# Dataset records

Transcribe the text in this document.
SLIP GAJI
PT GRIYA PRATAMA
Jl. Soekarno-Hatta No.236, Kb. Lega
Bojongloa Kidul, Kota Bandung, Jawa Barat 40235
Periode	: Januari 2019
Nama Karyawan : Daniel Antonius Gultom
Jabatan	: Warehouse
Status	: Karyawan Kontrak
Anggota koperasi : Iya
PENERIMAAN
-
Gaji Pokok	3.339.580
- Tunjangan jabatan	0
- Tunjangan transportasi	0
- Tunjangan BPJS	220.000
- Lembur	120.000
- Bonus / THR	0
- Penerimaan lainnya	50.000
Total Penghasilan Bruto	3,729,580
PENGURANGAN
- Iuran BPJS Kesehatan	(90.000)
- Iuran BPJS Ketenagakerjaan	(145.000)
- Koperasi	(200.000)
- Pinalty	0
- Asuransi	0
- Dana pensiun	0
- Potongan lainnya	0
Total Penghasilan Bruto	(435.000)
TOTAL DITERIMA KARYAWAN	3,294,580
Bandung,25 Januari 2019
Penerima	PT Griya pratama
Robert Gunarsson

# WHAT IS EXPECTED
Each line above is to be repeated exactly.

# RESPONSE
Transcribe the text in this document.
SLIP GAJI
PT GRIYA PRATAMA
Jl. Soekarno-Hatta No.236, Kb. Lega
Bojongloa Kidul, Kota Bandung, Jawa Barat 40235
Periode	: Januari 2019
Nama Karyawan : Daniel Antonius Gultom
Jabatan	: Warehouse
Status	: Karyawan Kontrak
Anggota koperasi : Iya
PENERIMAAN
-
Gaji Pokok	3.339.580
- Tunjangan jabatan	0
- Tunjangan transportasi	0
- Tunjangan BPJS	220.000
- Lembur	120.000
- Bonus / THR	0
- Penerimaan lainnya	50.000
Total Penghasilan Bruto	3,729,580
PENGURANGAN
- Iuran BPJS Kesehatan	(90.000)
- Iuran BPJS Ketenagakerjaan	(145.000)
- Koperasi	(200.000)
- Pinalty	0
- Asuransi	0
- Dana pensiun	0
- Potongan lainnya	0
Total Penghasilan Bruto	(435.000)
TOTAL DITERIMA KARYAWAN	3,294,580
Bandung,25 Januari 2019
Penerima	PT Griya pratama
Robert Gunarsson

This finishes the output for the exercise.